SELECTED PASSAGE:
By the time I woke up the following day, the problem had not resolved, so I called support again. The first person I reached asked me to confirm my password to verify the account, and told me the password was wrong even though I was logging in and out with it successfully while on the phone with her. She asked me to generate a support token instead, then hung up on me midway through my reading it out. I know she hung up on me rather than the call dropping, because I was still on the line and it dumped me into the post-call customer survey.
Called back AGAIN, second guy accepted the last 4 of the password as valid immediately, and explained that they only have real technicians employed during the day so my ticket from last night had not even been looked at yet despite the claims of a 30 minute wait — the real tech support staff was just coming in for the morning. Said to try again in the evening after the techs had had a chance to work their way up to our ticket.
SpiritOne
The timing on this story is so on the nose that I’m afraid it will read as made up, but I’ve got news articles to back me up. Almost as soon as the calendar turned over from September to October, our clients using this host started to experience intermittent issues receiving their email. A few days later, their websites slowed to a crawl, email ceased entirely, and the entire SpiritOne company website vanished off the internet. Calling their customer support line yielded a canned message stating that the company was experiencing a “global outage,” but after nearly four days of no service, SpiritOne’s CEO made a statement to the news:
“The company’s up and running,” he said. He said the voice message describing the outage is “out of order.”

EXERCISE DATA:
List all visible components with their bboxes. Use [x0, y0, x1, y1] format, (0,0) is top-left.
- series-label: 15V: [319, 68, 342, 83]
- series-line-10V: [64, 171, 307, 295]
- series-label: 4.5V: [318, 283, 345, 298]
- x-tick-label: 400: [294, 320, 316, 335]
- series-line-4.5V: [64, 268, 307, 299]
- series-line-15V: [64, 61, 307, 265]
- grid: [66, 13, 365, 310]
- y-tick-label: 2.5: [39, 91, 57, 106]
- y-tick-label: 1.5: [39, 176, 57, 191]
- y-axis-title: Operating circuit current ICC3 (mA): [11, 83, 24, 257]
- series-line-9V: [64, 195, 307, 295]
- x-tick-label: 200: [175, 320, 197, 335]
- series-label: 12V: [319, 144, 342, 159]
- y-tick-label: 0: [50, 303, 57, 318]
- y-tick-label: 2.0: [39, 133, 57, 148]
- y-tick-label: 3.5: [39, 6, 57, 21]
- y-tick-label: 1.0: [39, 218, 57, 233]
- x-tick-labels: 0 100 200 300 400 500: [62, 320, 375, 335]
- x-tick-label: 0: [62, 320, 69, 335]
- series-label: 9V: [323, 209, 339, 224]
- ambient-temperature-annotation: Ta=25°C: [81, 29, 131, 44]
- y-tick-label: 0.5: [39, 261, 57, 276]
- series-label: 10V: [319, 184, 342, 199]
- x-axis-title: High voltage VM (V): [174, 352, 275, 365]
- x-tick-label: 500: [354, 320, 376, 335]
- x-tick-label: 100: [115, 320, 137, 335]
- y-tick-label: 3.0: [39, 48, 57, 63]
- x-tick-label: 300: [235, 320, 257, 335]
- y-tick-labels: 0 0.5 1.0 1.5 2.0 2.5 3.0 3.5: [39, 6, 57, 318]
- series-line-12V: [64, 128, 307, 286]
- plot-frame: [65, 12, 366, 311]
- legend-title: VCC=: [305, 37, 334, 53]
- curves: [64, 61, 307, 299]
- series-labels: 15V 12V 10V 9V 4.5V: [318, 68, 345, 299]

REQUIRED WORK:
• a. List every service problem the SpiritOne section of the hosting-outage account says appeared after the calendar turned to October.
• b. In the hosting-outage account, substitute "passcode" for "password" in the passage from "By the time" to "post-call customer survey.", and give that passage again.
• c. Proceed with the hosting-outage account from where it stops.

WRITTEN ANSWERS:
• a.
- Intermittent issues receiving email
- Websites slowed to a crawl
- Email ceased entirely
- The entire SpiritOne company website vanished off the internet

• b.
By the time I woke up the following day, the problem had not resolved, so I called support again. The first person I reached asked me to confirm my passcode to verify the account, and told me the passcode was wrong even though I was logging in and out with it successfully while on the phone with her. She asked me to generate a support token instead, then hung up on me midway through my reading it out. I know she hung up on me rather than the call dropping, because I was still on the line and it dumped me into the post-call customer survey.

• c.
Any issues, Ogden said, are caused by Spirit One’s migration to new servers. But he said its website is accessible from some locations and clients’ emails are being preserved for later delivery.
And that was it. Beyond an off-site monitoring page reporting that SpiritOne was experiencing “some” disruptions, there was no other communication or contact from the company. If the CEO’s statement is true, that the outages were caused by a migration to news servers, that on its own is a major problem – it would mean there was some HUGE technical screw up. Maybe a couple of hours of downtime would be acceptable in that scenario, but transitions like the one being claimed typically come with MONTHS of warning so that customers can plan around them. Having no warning, a conflicting story, and no estimate for when things will come back up? This is a real horror story.
Our clients who used their hosting and email services were forced to abandon ship; but worst hit of all were those who also had their domains registered through SpiritOne. Because SpiritOne’s control panel had gone offline with the rest of the company, there was no way to point their email addresses or domains at new hosts, and they were trapped on the apparently sinking ship.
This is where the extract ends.